Exercise requirements:
Count how many lines mention the word "立法技术". Write that number alone.

Entries:

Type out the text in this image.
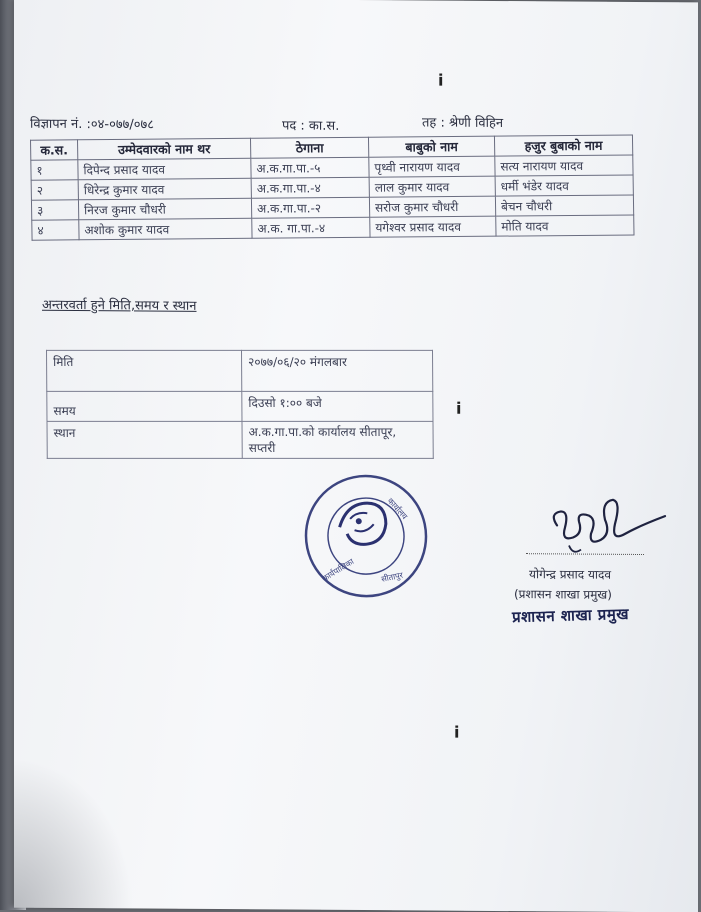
i
विज्ञापन नं. :०४-०७७/०७८	पद : का.स.	तह : श्रेणी विहिन
क.स.	उम्मेदवारको नाम थर	ठेगाना	बाबुको नाम	हजुर बुबाको नाम
१	दिपेन्द प्रसाद यादव	अ.क.गा.पा.-५	पृथ्वी नारायण यादव	सत्य नारायण यादव
२	धिरेन्द्र कुमार यादव	अ.क.गा.पा.-४	लाल कुमार यादव	धर्मी भंडेर यादव
३	निरज कुमार चौधरी	अ.क.गा.पा.-२	सरोज कुमार चौधरी	बेचन चौधरी
४	अशोक कुमार यादव	अ.क. गा.पा.-४	यगेश्वर प्रसाद यादव	मोति यादव
अन्तरवर्ता हुने मिति,समय र स्थान
मिति	२०७७/०६/२० मंगलबार
समय	दिउसो १:०० बजे
स्थान	अ.क.गा.पा.को कार्यालय सीतापूर, सप्तरी
i
कार्यपालिका	सीतापुर
कार्यालय
योगेन्द्र प्रसाद यादव
(प्रशासन शाखा प्रमुख)
प्रशासन शाखा प्रमुख
i
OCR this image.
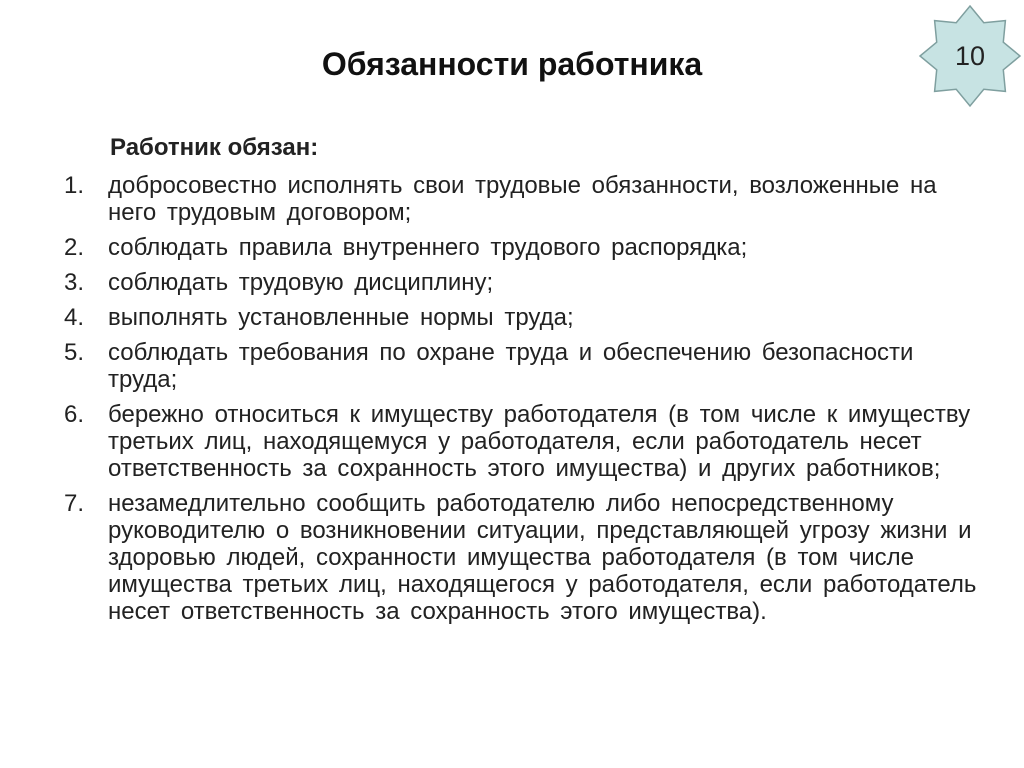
Обязанности работника	10

Работник обязан:

1. добросовестно исполнять свои трудовые обязанности, возложенные на него трудовым договором;
2. соблюдать правила внутреннего трудового распорядка;
3. соблюдать трудовую дисциплину;
4. выполнять установленные нормы труда;
5. соблюдать требования по охране труда и обеспечению безопасности труда;
6. бережно относиться к имуществу работодателя (в том числе к имуществу третьих лиц, находящемуся у работодателя, если работодатель несет ответственность за сохранность этого имущества) и других работников;
7. незамедлительно сообщить работодателю либо непосредственному руководителю о возникновении ситуации, представляющей угрозу жизни и здоровью людей, сохранности имущества работодателя (в том числе имущества третьих лиц, находящегося у работодателя, если работодатель несет ответственность за сохранность этого имущества).
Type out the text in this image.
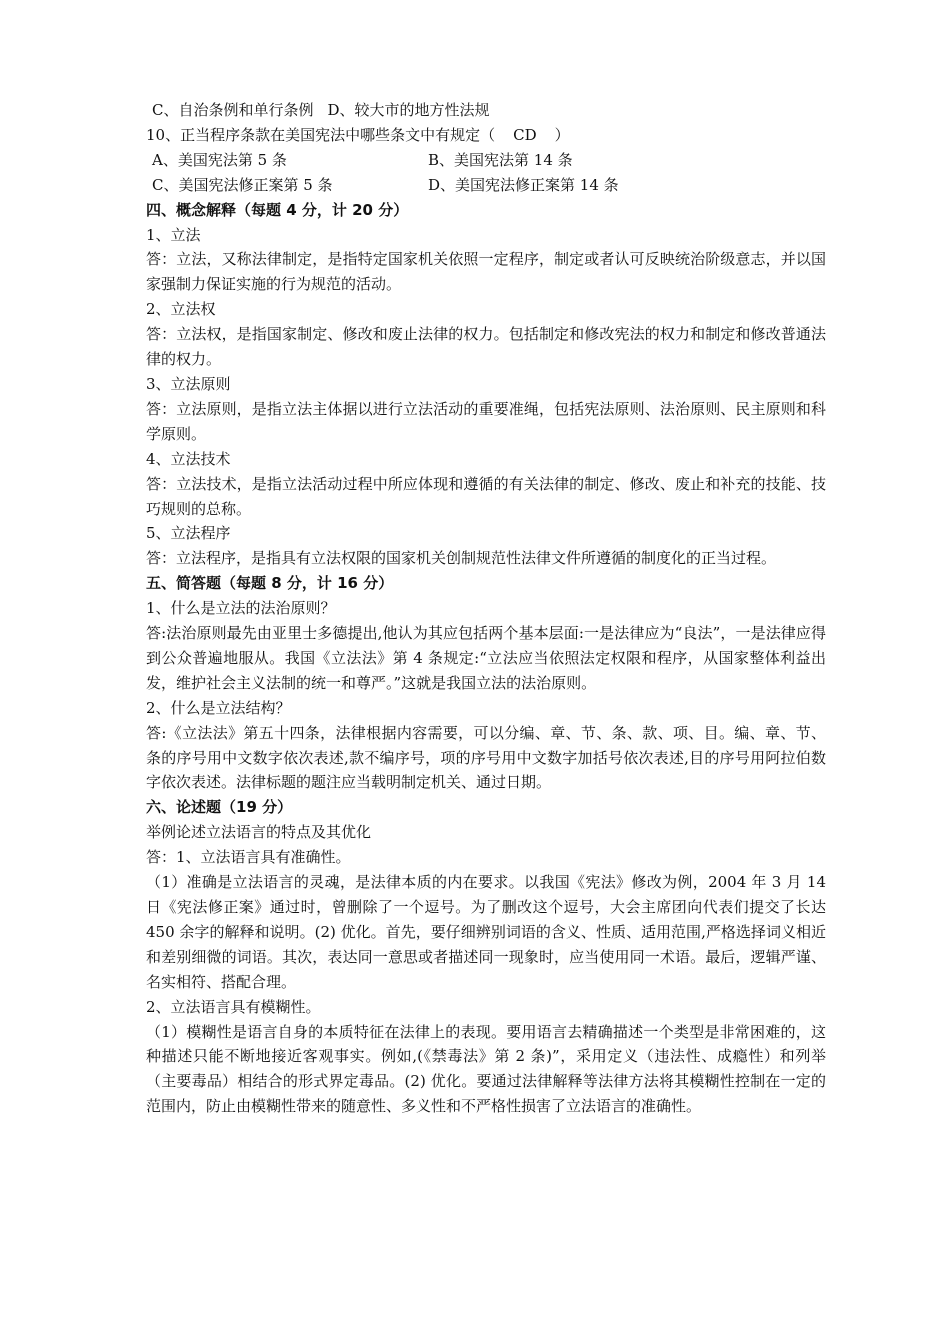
C、自治条例和单行条例 D、较大市的地方性法规
10、正当程序条款在美国宪法中哪些条文中有规定（ CD ）
A、美国宪法第 5 条	B、美国宪法第 14 条
C、美国宪法修正案第 5 条	D、美国宪法修正案第 14 条
四、概念解释（每题 4 分，计 20 分）
1、立法
答：立法，又称法律制定，是指特定国家机关依照一定程序，制定或者认可反映统治阶级意志，并以国家强制力保证实施的行为规范的活动。
2、立法权
答：立法权，是指国家制定、修改和废止法律的权力。包括制定和修改宪法的权力和制定和修改普通法律的权力。
3、立法原则
答：立法原则，是指立法主体据以进行立法活动的重要准绳，包括宪法原则、法治原则、民主原则和科学原则。
4、立法技术
答：立法技术，是指立法活动过程中所应体现和遵循的有关法律的制定、修改、废止和补充的技能、技巧规则的总称。
5、立法程序
答：立法程序，是指具有立法权限的国家机关创制规范性法律文件所遵循的制度化的正当过程。
五、简答题（每题 8 分，计 16 分）
1、什么是立法的法治原则？
答:法治原则最先由亚里士多德提出,他认为其应包括两个基本层面:一是法律应为“良法”，一是法律应得到公众普遍地服从。我国《立法法》第 4 条规定:“立法应当依照法定权限和程序，从国家整体利益出发，维护社会主义法制的统一和尊严。”这就是我国立法的法治原则。
2、什么是立法结构？
答:《立法法》第五十四条，法律根据内容需要，可以分编、章、节、条、款、项、目。编、章、节、条的序号用中文数字依次表述,款不编序号，项的序号用中文数字加括号依次表述,目的序号用阿拉伯数字依次表述。法律标题的题注应当载明制定机关、通过日期。
六、论述题（19 分）
举例论述立法语言的特点及其优化
答：1、立法语言具有准确性。
（1）准确是立法语言的灵魂，是法律本质的内在要求。以我国《宪法》修改为例，2004 年 3 月 14 日《宪法修正案》通过时，曾删除了一个逗号。为了删改这个逗号，大会主席团向代表们提交了长达 450 余字的解释和说明。(2) 优化。首先，要仔细辨别词语的含义、性质、适用范围,严格选择词义相近和差别细微的词语。其次，表达同一意思或者描述同一现象时，应当使用同一术语。最后，逻辑严谨、名实相符、搭配合理。
2、立法语言具有模糊性。
（1）模糊性是语言自身的本质特征在法律上的表现。要用语言去精确描述一个类型是非常困难的，这种描述只能不断地接近客观事实。例如,(《禁毒法》第 2 条)”，采用定义（违法性、成瘾性）和列举（主要毒品）相结合的形式界定毒品。(2) 优化。要通过法律解释等法律方法将其模糊性控制在一定的范围内，防止由模糊性带来的随意性、多义性和不严格性损害了立法语言的准确性。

Task result:
2